_Task data:_
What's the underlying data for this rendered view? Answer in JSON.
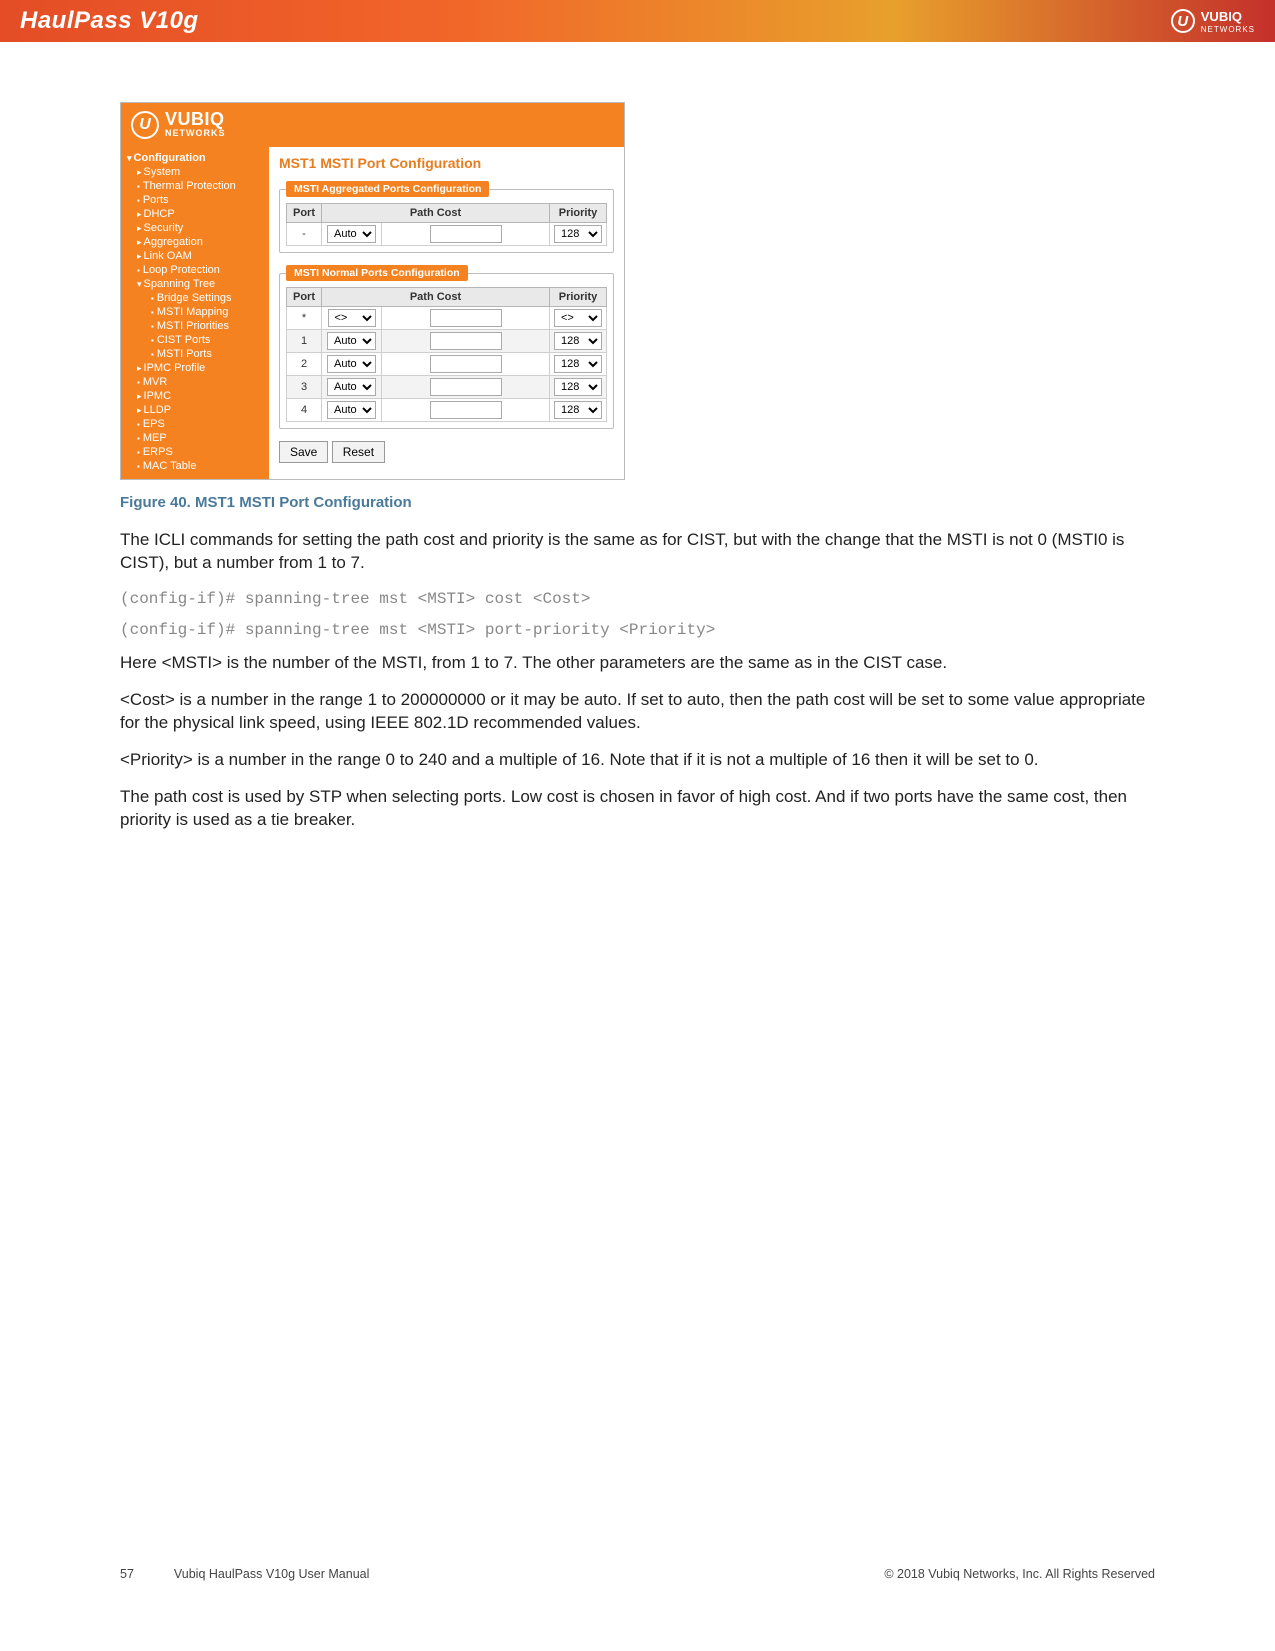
{
  "header": {
    "title": "HaulPass V10g",
    "brand": "VUBIQ",
    "brand_sub": "NETWORKS"
  },
  "shot": {
    "brand": "VUBIQ",
    "brand_sub": "NETWORKS",
    "sidebar": {
      "heading": "Configuration",
      "items": [
        {
          "label": "System",
          "cls": "sub1 caret"
        },
        {
          "label": "Thermal Protection",
          "cls": "sub1 bullet"
        },
        {
          "label": "Ports",
          "cls": "sub1 bullet"
        },
        {
          "label": "DHCP",
          "cls": "sub1 caret"
        },
        {
          "label": "Security",
          "cls": "sub1 caret"
        },
        {
          "label": "Aggregation",
          "cls": "sub1 caret"
        },
        {
          "label": "Link OAM",
          "cls": "sub1 caret"
        },
        {
          "label": "Loop Protection",
          "cls": "sub1 bullet"
        },
        {
          "label": "Spanning Tree",
          "cls": "sub1 careto"
        },
        {
          "label": "Bridge Settings",
          "cls": "sub2 bullet"
        },
        {
          "label": "MSTI Mapping",
          "cls": "sub2 bullet"
        },
        {
          "label": "MSTI Priorities",
          "cls": "sub2 bullet"
        },
        {
          "label": "CIST Ports",
          "cls": "sub2 bullet"
        },
        {
          "label": "MSTI Ports",
          "cls": "sub2 bullet"
        },
        {
          "label": "IPMC Profile",
          "cls": "sub1 caret"
        },
        {
          "label": "MVR",
          "cls": "sub1 bullet"
        },
        {
          "label": "IPMC",
          "cls": "sub1 caret"
        },
        {
          "label": "LLDP",
          "cls": "sub1 caret"
        },
        {
          "label": "EPS",
          "cls": "sub1 bullet"
        },
        {
          "label": "MEP",
          "cls": "sub1 bullet"
        },
        {
          "label": "ERPS",
          "cls": "sub1 bullet"
        },
        {
          "label": "MAC Table",
          "cls": "sub1 bullet"
        }
      ]
    },
    "pane_title": "MST1 MSTI Port Configuration",
    "group1_legend": "MSTI Aggregated Ports Configuration",
    "group2_legend": "MSTI Normal Ports Configuration",
    "cols": {
      "port": "Port",
      "pathcost": "Path Cost",
      "priority": "Priority"
    },
    "agg_rows": [
      {
        "port": "-",
        "cost": "Auto",
        "prio": "128"
      }
    ],
    "normal_rows": [
      {
        "port": "*",
        "cost": "<>",
        "prio": "<>"
      },
      {
        "port": "1",
        "cost": "Auto",
        "prio": "128"
      },
      {
        "port": "2",
        "cost": "Auto",
        "prio": "128"
      },
      {
        "port": "3",
        "cost": "Auto",
        "prio": "128"
      },
      {
        "port": "4",
        "cost": "Auto",
        "prio": "128"
      }
    ],
    "buttons": {
      "save": "Save",
      "reset": "Reset"
    }
  },
  "fig_caption": "Figure 40. MST1 MSTI Port Configuration",
  "p1": "The ICLI commands for setting the path cost and priority is the same as for CIST, but with the change that the MSTI is not 0 (MSTI0 is CIST), but a number from 1 to 7.",
  "code1": "(config-if)# spanning-tree mst <MSTI> cost <Cost>",
  "code2": "(config-if)# spanning-tree mst <MSTI> port-priority <Priority>",
  "p2": "Here <MSTI> is the number of the MSTI, from 1 to 7. The other parameters are the same as in the CIST case.",
  "p3": "<Cost> is a number in the range 1 to 200000000 or it may be auto. If set to auto, then the path cost will be set to some value appropriate for the physical link speed, using IEEE 802.1D recommended values.",
  "p4": "<Priority> is a number in the range 0 to 240 and a multiple of 16. Note that if it is not a multiple of 16 then it will be set to 0.",
  "p5": "The path cost is used by STP when selecting ports. Low cost is chosen in favor of high cost. And if two ports have the same cost, then priority is used as a tie breaker.",
  "footer": {
    "page": "57",
    "manual": "Vubiq HaulPass V10g User Manual",
    "copyright": "© 2018 Vubiq Networks, Inc. All Rights Reserved"
  }
}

_Do this:_ Quote the material exactly. Pictures stay out.

_Completed task:_
What's the underlying data for this rendered view? Answer in JSON.
{
  "header": {
    "title": "HaulPass V10g",
    "brand": "VUBIQ",
    "brand_sub": "NETWORKS"
  },
  "shot": {
    "brand": "VUBIQ",
    "brand_sub": "NETWORKS",
    "sidebar": {
      "heading": "Configuration",
      "items": [
        {
          "label": "System",
          "cls": "sub1 caret"
        },
        {
          "label": "Thermal Protection",
          "cls": "sub1 bullet"
        },
        {
          "label": "Ports",
          "cls": "sub1 bullet"
        },
        {
          "label": "DHCP",
          "cls": "sub1 caret"
        },
        {
          "label": "Security",
          "cls": "sub1 caret"
        },
        {
          "label": "Aggregation",
          "cls": "sub1 caret"
        },
        {
          "label": "Link OAM",
          "cls": "sub1 caret"
        },
        {
          "label": "Loop Protection",
          "cls": "sub1 bullet"
        },
        {
          "label": "Spanning Tree",
          "cls": "sub1 careto"
        },
        {
          "label": "Bridge Settings",
          "cls": "sub2 bullet"
        },
        {
          "label": "MSTI Mapping",
          "cls": "sub2 bullet"
        },
        {
          "label": "MSTI Priorities",
          "cls": "sub2 bullet"
        },
        {
          "label": "CIST Ports",
          "cls": "sub2 bullet"
        },
        {
          "label": "MSTI Ports",
          "cls": "sub2 bullet"
        },
        {
          "label": "IPMC Profile",
          "cls": "sub1 caret"
        },
        {
          "label": "MVR",
          "cls": "sub1 bullet"
        },
        {
          "label": "IPMC",
          "cls": "sub1 caret"
        },
        {
          "label": "LLDP",
          "cls": "sub1 caret"
        },
        {
          "label": "EPS",
          "cls": "sub1 bullet"
        },
        {
          "label": "MEP",
          "cls": "sub1 bullet"
        },
        {
          "label": "ERPS",
          "cls": "sub1 bullet"
        },
        {
          "label": "MAC Table",
          "cls": "sub1 bullet"
        }
      ]
    },
    "pane_title": "MST1 MSTI Port Configuration",
    "group1_legend": "MSTI Aggregated Ports Configuration",
    "group2_legend": "MSTI Normal Ports Configuration",
    "cols": {
      "port": "Port",
      "pathcost": "Path Cost",
      "priority": "Priority"
    },
    "agg_rows": [
      {
        "port": "-",
        "cost": "Auto",
        "prio": "128"
      }
    ],
    "normal_rows": [
      {
        "port": "*",
        "cost": "<>",
        "prio": "<>"
      },
      {
        "port": "1",
        "cost": "Auto",
        "prio": "128"
      },
      {
        "port": "2",
        "cost": "Auto",
        "prio": "128"
      },
      {
        "port": "3",
        "cost": "Auto",
        "prio": "128"
      },
      {
        "port": "4",
        "cost": "Auto",
        "prio": "128"
      }
    ],
    "buttons": {
      "save": "Save",
      "reset": "Reset"
    }
  },
  "fig_caption": "Figure 40. MST1 MSTI Port Configuration",
  "p1": "The ICLI commands for setting the path cost and priority is the same as for CIST, but with the change that the MSTI is not 0 (MSTI0 is CIST), but a number from 1 to 7.",
  "code1": "(config-if)# spanning-tree mst <MSTI> cost <Cost>",
  "code2": "(config-if)# spanning-tree mst <MSTI> port-priority <Priority>",
  "p2": "Here <MSTI> is the number of the MSTI, from 1 to 7. The other parameters are the same as in the CIST case.",
  "p3": "<Cost> is a number in the range 1 to 200000000 or it may be auto. If set to auto, then the path cost will be set to some value appropriate for the physical link speed, using IEEE 802.1D recommended values.",
  "p4": "<Priority> is a number in the range 0 to 240 and a multiple of 16. Note that if it is not a multiple of 16 then it will be set to 0.",
  "p5": "The path cost is used by STP when selecting ports. Low cost is chosen in favor of high cost. And if two ports have the same cost, then priority is used as a tie breaker.",
  "footer": {
    "page": "57",
    "manual": "Vubiq HaulPass V10g User Manual",
    "copyright": "© 2018 Vubiq Networks, Inc. All Rights Reserved"
  }
}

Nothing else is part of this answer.